WHAT IS NEEDED:
Find the lines with "JSON" in them and copy them out.

RECORDS FOR THIS TASK:
━━━━━━━━
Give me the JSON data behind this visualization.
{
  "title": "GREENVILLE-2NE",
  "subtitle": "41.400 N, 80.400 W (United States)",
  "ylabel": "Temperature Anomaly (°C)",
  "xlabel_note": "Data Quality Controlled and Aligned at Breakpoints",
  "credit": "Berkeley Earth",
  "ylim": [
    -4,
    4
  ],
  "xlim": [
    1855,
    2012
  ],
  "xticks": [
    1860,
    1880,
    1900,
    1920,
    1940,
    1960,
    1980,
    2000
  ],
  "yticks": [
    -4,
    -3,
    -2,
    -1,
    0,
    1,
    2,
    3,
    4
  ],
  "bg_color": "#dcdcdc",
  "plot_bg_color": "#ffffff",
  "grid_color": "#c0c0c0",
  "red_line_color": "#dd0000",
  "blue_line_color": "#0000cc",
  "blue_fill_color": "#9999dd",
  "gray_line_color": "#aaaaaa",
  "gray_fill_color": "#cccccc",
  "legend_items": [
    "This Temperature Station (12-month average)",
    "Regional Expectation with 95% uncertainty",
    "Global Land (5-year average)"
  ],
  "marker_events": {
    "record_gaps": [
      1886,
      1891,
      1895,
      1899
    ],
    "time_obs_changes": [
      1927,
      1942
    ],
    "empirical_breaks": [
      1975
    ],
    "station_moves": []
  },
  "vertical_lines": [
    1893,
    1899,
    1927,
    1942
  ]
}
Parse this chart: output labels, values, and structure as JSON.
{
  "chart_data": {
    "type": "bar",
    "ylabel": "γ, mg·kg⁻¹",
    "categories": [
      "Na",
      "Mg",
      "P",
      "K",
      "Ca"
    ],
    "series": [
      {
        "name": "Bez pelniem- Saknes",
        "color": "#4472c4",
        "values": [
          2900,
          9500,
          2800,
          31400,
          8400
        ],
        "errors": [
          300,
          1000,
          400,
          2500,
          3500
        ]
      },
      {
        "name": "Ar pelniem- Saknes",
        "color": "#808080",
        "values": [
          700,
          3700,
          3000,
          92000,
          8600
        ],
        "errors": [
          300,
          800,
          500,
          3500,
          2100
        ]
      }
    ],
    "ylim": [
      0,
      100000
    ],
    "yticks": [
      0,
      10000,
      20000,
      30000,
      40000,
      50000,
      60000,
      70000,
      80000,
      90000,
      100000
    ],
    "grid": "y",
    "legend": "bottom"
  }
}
━━━━━━━━
ANSWER BELOW:
Give me the JSON data behind this visualization.
Parse this chart: output labels, values, and structure as JSON.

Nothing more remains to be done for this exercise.